**TESTO DA LEGGERE:**
******************************

Co(s)toletta alla milanese: storia, ricette e aneddoti.

Costoletta alla milanese o cotoletta?

Di vitello, di maiale o altro?

Con l’osso o senza?

Qualche tempo fa, in occasione di una cena con allevatori suinicoli, lo chef (Davide Castoldi), in onore della tipologia merceologica degli organizzatori, ha presentato una “orecchia di elefante alla milanese” fatta con carne di maiale. La cosa ha alzato (non tra i presenti, ma tra i lettori della recensione) alcune perplessità e un po’ di dibattito sulla correttezza della ricetta. Le perplessità erano presto risolte, visto appunto che la scelta del maiale dipendeva solo da un tema specifico della cena in questione, ma l’occasione mi ha dato modo di poter approfondire questo aspetto, ed ecco quindi un po’ di storia e di “cultura” sulla tipica e tradizionale co(s)toletta alla milanese.

Innanzitutto: la cotoletta alla milanese (cutelèta  in dialetto lombardo occidentale) è, insieme al risotto alla milanese e al panettone, il piatto più tipico e conosciuto di Milano.

******************************

Elenchi di elementi e riquadri
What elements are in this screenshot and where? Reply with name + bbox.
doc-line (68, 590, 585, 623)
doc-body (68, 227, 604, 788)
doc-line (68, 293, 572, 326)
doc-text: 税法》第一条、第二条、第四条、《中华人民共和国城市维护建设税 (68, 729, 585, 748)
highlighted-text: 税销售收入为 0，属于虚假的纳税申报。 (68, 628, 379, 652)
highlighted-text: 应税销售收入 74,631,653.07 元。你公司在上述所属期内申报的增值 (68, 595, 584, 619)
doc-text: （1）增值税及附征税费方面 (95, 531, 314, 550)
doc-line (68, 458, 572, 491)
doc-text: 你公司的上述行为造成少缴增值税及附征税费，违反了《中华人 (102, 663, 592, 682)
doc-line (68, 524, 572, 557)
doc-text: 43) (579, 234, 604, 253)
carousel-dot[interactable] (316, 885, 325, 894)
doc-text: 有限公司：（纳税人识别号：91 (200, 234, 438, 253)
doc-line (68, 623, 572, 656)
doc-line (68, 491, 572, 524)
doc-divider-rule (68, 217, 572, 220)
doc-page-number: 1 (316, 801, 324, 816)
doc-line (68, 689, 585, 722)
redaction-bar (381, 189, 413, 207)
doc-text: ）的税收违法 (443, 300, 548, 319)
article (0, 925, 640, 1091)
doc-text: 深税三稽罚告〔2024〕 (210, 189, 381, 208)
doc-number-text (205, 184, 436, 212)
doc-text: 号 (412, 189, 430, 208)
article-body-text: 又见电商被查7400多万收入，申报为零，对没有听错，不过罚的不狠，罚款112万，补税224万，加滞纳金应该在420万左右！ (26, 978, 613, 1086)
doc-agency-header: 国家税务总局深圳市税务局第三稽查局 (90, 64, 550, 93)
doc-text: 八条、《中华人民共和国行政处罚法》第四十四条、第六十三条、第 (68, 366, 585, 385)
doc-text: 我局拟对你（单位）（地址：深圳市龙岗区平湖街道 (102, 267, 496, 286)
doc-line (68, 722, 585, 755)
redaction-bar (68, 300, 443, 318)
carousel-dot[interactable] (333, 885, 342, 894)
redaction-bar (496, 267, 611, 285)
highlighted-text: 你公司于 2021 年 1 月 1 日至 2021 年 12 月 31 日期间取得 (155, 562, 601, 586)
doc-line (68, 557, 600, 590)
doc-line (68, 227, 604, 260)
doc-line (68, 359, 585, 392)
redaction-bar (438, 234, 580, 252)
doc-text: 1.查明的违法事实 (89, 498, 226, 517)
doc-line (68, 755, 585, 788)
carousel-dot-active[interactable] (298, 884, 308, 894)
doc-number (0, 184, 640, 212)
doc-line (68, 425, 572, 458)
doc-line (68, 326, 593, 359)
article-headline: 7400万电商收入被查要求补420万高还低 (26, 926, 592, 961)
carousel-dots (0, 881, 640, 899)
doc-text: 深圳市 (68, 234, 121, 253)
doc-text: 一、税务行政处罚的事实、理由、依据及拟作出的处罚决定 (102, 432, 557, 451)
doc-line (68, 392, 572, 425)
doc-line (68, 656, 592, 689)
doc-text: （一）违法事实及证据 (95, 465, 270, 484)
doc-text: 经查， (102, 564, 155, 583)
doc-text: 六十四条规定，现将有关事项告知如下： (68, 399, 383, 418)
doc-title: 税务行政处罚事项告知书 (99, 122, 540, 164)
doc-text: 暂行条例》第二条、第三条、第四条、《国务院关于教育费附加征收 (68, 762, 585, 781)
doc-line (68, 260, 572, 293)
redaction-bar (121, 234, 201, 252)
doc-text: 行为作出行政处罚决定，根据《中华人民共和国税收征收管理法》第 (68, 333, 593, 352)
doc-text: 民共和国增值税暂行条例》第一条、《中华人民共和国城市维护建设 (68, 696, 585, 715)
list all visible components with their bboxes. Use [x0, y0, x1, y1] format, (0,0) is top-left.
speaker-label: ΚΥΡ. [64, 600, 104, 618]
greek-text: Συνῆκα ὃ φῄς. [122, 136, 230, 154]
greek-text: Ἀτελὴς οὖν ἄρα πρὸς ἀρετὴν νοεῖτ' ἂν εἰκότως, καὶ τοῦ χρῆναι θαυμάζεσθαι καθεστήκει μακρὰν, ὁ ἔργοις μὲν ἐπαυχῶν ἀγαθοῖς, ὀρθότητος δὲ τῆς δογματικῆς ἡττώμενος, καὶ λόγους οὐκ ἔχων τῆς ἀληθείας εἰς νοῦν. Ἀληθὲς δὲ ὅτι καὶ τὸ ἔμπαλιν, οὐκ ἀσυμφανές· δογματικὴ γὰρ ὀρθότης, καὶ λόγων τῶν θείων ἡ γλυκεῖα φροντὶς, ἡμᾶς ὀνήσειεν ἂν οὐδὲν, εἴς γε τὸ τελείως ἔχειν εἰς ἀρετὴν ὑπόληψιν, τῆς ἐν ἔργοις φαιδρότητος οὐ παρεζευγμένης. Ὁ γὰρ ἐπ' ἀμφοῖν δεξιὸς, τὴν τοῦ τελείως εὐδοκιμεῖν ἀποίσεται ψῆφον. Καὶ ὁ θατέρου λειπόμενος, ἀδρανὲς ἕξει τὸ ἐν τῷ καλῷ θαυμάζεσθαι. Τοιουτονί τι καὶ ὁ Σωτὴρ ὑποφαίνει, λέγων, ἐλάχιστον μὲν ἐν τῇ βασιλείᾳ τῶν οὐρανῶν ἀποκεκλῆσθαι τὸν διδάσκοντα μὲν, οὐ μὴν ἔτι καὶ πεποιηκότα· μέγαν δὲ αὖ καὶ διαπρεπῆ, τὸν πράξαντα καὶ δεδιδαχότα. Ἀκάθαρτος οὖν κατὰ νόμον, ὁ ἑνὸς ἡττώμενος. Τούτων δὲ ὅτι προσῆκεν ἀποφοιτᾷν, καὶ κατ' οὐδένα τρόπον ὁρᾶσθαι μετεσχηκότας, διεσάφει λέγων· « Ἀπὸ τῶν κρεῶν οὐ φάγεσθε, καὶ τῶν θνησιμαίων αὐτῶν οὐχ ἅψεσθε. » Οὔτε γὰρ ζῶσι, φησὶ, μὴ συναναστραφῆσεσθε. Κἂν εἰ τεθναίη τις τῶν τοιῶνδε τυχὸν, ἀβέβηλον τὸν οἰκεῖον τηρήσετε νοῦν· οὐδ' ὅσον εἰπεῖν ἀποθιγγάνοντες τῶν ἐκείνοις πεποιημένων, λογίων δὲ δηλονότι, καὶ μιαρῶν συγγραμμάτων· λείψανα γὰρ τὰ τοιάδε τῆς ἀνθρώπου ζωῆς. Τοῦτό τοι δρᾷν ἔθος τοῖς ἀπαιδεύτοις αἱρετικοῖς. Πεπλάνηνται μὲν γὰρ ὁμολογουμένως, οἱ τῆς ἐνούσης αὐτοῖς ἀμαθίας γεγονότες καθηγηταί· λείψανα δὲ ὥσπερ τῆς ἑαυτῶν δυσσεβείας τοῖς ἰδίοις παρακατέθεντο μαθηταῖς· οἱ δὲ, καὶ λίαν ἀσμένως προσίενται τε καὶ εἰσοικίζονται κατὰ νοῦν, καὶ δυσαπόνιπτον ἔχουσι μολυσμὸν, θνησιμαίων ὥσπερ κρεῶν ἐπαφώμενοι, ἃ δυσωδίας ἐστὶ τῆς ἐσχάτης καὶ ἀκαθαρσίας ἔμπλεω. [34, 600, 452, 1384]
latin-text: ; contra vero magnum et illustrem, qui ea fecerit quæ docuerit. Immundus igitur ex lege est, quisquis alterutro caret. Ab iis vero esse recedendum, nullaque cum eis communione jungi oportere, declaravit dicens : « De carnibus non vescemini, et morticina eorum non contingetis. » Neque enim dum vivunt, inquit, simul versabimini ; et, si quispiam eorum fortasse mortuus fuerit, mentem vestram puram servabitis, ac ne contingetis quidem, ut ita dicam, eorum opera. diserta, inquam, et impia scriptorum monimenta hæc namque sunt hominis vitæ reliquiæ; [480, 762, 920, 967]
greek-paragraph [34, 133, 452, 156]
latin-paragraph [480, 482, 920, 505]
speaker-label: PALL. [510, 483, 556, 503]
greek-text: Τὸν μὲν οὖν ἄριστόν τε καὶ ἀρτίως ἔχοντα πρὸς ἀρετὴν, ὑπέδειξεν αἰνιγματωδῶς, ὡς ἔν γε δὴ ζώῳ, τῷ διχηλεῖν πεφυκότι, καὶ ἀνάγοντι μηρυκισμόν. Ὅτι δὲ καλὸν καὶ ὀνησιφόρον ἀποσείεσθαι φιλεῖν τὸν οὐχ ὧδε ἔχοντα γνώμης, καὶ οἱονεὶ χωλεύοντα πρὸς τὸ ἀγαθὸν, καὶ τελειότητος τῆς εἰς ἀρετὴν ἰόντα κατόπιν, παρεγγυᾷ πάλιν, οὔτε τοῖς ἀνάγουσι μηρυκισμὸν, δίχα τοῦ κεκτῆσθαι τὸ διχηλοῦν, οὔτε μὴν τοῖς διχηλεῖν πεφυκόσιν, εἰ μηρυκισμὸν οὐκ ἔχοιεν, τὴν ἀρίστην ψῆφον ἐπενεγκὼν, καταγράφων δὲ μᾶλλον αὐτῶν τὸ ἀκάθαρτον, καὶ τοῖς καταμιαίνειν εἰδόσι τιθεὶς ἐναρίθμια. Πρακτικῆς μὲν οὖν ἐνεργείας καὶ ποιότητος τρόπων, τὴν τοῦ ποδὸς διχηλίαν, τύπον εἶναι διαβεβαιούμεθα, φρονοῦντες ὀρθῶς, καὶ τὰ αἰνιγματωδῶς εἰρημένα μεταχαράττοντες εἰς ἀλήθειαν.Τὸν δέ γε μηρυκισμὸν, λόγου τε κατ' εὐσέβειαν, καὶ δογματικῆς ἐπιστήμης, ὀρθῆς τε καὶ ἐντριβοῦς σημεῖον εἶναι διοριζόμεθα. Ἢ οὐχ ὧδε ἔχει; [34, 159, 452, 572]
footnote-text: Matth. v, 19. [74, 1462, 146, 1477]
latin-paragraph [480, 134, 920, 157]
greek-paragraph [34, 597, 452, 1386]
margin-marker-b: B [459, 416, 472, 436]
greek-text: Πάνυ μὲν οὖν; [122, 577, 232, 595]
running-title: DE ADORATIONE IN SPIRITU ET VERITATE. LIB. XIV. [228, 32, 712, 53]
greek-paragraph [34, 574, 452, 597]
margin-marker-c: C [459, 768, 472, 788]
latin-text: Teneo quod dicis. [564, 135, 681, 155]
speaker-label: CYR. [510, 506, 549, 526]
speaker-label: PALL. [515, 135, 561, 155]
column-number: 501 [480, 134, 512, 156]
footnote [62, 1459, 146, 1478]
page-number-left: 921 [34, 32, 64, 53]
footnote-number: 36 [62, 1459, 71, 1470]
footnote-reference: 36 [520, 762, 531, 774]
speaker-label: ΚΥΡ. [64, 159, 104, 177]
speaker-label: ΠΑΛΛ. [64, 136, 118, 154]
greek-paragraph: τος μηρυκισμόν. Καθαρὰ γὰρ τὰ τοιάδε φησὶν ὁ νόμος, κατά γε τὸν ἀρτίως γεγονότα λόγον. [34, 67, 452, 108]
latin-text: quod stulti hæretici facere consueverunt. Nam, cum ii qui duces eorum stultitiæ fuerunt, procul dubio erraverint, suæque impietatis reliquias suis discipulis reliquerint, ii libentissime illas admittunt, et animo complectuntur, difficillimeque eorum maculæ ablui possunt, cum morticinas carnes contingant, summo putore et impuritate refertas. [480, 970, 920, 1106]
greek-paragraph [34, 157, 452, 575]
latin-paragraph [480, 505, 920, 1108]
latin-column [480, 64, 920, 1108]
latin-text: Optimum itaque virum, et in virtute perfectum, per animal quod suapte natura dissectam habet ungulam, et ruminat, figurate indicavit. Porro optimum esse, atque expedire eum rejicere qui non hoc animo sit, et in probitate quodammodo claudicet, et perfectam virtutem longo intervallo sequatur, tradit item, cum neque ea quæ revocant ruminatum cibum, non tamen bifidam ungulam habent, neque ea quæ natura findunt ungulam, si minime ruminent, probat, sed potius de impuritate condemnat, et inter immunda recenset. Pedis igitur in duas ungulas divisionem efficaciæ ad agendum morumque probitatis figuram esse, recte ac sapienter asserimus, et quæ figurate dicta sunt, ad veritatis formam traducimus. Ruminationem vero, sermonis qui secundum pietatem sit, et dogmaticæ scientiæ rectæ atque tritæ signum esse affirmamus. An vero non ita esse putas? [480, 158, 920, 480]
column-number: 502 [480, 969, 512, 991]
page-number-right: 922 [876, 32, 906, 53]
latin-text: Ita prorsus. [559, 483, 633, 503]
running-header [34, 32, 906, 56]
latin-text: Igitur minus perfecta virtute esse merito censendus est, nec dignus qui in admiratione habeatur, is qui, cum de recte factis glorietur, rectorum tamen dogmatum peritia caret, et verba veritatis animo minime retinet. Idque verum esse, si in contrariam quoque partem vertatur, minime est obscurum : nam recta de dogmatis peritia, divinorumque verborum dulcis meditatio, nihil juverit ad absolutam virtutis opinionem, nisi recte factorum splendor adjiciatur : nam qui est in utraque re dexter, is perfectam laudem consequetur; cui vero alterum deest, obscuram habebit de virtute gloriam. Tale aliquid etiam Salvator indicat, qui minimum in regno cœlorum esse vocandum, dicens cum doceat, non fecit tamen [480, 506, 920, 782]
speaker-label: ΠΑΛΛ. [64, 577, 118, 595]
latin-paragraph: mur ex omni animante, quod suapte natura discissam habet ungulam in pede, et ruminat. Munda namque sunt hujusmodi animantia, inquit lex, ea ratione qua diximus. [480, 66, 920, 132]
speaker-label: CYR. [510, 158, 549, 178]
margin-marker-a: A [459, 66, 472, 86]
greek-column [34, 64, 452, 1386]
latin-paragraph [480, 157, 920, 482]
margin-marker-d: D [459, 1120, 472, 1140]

******************************

**ELENCO DEI COMPITI:**
(a) Secondo il testo sulla cotoletta alla milanese, quali piatti sono, insieme alla cotoletta, i più tipici e conosciuti di Milano?
(b) Riporta il passo del testo sulla cotoletta alla milanese che va da "Qualche tempo fa, in" fino a "e conosciuto di Milano." compreso.
(c) Riprendi il testo sulla cotoletta alla milanese e proseguilo dopo la sua ultima frase.
Le righe non hanno alcun ruolo in questo lavoro.

**LE RISPOSTE:**
(a) Il risotto alla milanese e il panettone.

(b)
Qualche tempo fa, in occasione di una cena con allevatori suinicoli, lo chef (Davide Castoldi), in onore della tipologia merceologica degli organizzatori, ha presentato una “orecchia di elefante alla milanese” fatta con carne di maiale. La cosa ha alzato (non tra i presenti, ma tra i lettori della recensione) alcune perplessità e un po’ di dibattito sulla correttezza della ricetta. Le perplessità erano presto risolte, visto appunto che la scelta del maiale dipendeva solo da un tema specifico della cena in questione, ma l’occasione mi ha dato modo di poter approfondire questo aspetto, ed ecco quindi un po’ di storia e di “cultura” sulla tipica e tradizionale co(s)toletta alla milanese.

Innanzitutto: la cotoletta alla milanese (cutelèta  in dialetto lombardo occidentale) è, insieme al risotto alla milanese e al panettone, il piatto più tipico e conosciuto di Milano.

(c)
Secondo “Un codice della cucina lombarda” di Regione Lombardia: la cotoletta consiste, tradizionalmente, in una fetta di lombata di vitello con l’osso, impanata e fritta nel burro, il quale alla fine viene anche versato sulla cotoletta. Versioni moderne tendono a evitare quest’ultimo passaggio e a sostituire il burro con fettine di limone che vengono spremute dal commensale una volta che il piatto è stato servito. Alla versione tradizionale, più alta, in cui la carne resta morbida e deve mantenere un bel colore rosato vicino all’osso, si è affiancata negli ultimi anni una versione più sottile, senza osso, dove la carne viene battuta fino all’evanescenza prima dell’impanatura. Quest’ultima, dove il sapore della carne viene praticamente annullato dalla prevalenza della crosta molto croccante, viene anche detta oreggia d’elefant (orecchia d’elefante), per la caratteristica forma che assume. “Fragranza dell’impanatura e morbidezza della carne sono il “segreto” della cotoletta alla milanese e dosando con perizia l’impanatura, gli ingredienti (ad esempio mollica di pane bianco raffermo ma non vecchio) e temperatura della fiamma si possono ottenere risultati ottimi”. Questi i consigli contenuti in “I cotelett a la milanesa” di Giuseppe Fontana, poeta e gastronomo milanese, che è stato chef del noto ristorante Savini, dal 1905 al 1929. Una recente versione della cotoletta, preparata soprattutto nella stagione estiva, prevede di servirla fredda coperta da pomodori, tagliati in pezzi sottili, e rucola.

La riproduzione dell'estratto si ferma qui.